◆ Aim ◆
Where a line contains the word "they", copy that line.
BEGIN Supplied data
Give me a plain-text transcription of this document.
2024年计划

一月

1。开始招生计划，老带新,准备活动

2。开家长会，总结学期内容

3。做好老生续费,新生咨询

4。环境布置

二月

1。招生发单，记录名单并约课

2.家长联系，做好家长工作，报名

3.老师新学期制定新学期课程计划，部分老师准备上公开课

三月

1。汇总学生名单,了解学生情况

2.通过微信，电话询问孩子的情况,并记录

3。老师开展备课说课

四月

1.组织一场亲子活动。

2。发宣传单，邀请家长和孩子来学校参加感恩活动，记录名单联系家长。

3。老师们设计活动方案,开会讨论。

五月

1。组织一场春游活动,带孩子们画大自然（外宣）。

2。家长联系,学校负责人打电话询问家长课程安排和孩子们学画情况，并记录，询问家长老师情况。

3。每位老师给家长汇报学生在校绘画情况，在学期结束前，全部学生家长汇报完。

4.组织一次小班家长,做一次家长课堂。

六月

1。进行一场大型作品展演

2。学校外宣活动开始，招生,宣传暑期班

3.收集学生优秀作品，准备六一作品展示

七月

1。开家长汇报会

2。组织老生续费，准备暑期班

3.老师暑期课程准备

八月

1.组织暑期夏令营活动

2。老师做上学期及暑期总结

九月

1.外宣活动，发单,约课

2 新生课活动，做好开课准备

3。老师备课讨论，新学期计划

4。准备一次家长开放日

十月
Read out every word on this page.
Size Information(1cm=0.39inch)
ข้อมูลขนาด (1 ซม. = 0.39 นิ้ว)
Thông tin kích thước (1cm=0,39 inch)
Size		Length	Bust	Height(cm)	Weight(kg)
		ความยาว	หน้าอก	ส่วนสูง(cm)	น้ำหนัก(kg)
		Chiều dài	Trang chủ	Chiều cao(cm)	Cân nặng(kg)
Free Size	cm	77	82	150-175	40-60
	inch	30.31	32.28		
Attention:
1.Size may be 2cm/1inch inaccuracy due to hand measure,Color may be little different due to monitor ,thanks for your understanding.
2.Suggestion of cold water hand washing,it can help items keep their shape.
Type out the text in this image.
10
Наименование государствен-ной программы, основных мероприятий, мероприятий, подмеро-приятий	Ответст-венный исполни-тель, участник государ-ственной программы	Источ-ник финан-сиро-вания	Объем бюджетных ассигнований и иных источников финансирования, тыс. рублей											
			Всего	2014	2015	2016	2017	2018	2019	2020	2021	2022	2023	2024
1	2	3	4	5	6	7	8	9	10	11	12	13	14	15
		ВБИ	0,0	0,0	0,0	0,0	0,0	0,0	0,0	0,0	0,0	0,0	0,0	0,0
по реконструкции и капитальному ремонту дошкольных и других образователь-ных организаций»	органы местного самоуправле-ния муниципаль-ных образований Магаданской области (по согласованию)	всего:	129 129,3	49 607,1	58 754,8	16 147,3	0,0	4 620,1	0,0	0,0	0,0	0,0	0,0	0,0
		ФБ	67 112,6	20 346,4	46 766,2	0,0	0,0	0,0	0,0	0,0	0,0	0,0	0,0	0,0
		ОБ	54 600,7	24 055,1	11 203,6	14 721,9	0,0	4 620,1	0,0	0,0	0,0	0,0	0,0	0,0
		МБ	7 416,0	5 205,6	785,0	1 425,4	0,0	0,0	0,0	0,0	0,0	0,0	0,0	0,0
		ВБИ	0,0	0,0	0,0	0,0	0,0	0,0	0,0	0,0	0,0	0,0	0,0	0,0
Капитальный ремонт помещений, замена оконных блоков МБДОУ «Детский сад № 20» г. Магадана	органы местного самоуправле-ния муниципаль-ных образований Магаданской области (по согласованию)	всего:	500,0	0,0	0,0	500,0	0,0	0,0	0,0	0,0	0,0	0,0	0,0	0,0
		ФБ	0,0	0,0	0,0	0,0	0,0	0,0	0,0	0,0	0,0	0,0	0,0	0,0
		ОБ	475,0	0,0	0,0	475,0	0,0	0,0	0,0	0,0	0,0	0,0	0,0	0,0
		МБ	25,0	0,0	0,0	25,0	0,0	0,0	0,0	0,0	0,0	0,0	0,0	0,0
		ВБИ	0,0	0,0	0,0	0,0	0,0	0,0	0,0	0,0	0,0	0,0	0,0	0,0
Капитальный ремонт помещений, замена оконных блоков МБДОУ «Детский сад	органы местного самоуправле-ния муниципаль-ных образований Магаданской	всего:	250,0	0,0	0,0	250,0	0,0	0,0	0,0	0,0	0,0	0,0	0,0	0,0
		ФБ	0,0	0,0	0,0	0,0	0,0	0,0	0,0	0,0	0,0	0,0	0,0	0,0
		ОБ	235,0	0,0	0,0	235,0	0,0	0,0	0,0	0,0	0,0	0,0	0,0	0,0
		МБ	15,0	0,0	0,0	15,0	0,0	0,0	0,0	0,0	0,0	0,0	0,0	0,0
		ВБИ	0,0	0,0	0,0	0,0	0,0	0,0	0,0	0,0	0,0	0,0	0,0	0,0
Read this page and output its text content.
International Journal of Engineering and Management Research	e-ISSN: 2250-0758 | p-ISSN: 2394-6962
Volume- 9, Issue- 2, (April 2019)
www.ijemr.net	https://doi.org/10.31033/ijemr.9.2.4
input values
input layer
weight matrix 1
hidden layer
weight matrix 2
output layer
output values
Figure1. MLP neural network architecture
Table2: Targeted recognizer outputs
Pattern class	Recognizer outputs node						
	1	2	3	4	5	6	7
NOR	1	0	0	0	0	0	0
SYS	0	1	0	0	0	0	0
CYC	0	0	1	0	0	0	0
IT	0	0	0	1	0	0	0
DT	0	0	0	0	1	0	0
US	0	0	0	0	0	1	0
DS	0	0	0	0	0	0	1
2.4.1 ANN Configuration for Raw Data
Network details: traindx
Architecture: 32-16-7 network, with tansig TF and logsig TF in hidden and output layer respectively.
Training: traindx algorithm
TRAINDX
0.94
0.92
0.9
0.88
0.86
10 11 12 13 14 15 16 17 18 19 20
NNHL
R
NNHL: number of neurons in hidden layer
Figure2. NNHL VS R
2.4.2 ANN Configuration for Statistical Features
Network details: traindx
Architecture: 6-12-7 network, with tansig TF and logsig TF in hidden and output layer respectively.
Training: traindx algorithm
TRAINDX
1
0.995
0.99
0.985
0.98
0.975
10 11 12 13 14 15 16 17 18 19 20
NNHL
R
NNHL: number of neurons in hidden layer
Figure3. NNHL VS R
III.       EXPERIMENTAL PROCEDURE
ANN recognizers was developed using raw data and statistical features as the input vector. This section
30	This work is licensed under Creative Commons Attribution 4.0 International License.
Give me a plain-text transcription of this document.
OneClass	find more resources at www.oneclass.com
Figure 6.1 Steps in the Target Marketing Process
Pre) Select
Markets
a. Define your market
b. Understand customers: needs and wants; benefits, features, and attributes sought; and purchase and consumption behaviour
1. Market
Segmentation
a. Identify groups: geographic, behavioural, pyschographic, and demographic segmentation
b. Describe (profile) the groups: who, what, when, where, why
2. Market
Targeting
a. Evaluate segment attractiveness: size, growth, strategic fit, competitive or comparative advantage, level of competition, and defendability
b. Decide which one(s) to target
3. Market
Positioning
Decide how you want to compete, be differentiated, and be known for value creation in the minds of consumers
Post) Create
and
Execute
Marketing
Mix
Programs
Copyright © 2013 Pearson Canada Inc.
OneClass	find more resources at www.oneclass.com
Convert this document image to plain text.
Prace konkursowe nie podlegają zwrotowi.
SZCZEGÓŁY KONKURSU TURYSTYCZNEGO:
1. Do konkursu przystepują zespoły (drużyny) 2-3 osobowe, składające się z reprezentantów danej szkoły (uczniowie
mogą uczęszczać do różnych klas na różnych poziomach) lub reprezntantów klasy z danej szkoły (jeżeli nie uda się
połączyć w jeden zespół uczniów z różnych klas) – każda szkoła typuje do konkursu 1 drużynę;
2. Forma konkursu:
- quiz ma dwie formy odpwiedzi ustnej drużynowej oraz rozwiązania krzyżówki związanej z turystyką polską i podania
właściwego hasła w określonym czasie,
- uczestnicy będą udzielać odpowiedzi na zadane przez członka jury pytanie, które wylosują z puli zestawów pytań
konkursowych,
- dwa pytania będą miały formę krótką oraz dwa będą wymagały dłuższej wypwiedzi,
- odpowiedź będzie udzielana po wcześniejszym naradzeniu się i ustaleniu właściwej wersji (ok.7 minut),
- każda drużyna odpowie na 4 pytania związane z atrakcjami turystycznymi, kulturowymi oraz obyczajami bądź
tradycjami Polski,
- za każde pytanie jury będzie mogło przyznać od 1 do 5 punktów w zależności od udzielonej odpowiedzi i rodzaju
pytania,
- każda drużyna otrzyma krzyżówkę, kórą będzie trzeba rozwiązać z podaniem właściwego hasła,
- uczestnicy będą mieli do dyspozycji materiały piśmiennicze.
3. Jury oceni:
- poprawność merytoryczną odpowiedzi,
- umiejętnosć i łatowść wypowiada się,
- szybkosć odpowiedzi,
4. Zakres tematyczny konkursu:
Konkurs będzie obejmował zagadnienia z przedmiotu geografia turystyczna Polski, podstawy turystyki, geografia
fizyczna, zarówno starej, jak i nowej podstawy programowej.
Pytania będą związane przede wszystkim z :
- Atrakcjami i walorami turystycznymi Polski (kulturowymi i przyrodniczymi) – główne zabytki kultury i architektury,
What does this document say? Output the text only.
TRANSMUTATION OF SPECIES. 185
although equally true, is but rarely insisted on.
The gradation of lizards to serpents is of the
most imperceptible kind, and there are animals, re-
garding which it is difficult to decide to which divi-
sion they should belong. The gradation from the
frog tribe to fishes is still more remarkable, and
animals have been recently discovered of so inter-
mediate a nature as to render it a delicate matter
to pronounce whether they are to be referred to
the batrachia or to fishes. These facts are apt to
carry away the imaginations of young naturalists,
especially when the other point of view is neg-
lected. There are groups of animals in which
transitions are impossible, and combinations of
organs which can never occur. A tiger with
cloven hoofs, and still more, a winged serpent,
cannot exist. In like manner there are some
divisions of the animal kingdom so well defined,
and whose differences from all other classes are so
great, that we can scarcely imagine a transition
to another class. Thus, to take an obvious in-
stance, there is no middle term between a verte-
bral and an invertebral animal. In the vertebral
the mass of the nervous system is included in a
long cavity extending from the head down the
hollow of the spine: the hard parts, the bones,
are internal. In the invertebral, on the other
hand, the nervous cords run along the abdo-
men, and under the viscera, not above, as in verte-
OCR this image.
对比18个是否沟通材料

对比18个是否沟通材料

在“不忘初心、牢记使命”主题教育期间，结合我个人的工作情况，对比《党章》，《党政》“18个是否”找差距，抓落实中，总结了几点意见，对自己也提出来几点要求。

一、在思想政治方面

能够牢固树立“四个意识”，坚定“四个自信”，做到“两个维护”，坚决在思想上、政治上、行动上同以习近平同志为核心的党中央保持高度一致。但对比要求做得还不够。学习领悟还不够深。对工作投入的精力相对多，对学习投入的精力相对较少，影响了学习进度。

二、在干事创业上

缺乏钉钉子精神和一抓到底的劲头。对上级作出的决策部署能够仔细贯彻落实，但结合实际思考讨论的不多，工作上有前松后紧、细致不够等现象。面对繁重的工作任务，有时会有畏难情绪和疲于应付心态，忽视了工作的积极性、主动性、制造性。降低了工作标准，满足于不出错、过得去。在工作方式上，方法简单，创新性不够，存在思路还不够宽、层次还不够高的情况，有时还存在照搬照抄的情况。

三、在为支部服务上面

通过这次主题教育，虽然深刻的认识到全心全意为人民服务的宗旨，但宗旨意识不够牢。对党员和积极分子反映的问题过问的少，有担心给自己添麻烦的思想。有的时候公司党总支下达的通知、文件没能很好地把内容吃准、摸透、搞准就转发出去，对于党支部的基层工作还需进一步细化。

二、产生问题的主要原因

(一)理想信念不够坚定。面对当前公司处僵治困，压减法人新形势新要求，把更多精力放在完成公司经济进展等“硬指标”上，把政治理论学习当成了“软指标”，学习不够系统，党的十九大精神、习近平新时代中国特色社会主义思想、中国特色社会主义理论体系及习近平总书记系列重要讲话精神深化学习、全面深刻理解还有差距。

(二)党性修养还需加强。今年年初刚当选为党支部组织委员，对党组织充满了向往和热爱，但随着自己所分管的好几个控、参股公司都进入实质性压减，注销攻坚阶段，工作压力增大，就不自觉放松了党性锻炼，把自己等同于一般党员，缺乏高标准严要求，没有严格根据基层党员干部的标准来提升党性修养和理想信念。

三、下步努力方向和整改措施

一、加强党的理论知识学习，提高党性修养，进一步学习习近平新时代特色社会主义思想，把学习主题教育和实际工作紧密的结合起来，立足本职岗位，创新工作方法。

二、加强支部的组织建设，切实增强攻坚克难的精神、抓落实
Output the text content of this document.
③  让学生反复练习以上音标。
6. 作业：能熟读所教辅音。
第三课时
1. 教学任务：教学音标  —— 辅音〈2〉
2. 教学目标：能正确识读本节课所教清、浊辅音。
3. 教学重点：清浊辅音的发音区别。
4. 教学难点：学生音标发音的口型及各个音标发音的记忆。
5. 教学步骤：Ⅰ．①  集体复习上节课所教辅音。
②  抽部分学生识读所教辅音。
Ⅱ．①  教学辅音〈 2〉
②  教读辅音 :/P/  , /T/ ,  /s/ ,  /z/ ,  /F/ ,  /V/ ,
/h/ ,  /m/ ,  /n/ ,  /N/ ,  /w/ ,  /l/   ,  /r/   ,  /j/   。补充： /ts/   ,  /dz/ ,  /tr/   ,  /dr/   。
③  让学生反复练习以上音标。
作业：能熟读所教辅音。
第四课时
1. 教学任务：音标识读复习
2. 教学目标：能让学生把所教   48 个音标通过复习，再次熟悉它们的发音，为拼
END Supplied data
◆ Correct answer ◆
sion they should belong. The gradation from the
to pronounce whether they are to be referred to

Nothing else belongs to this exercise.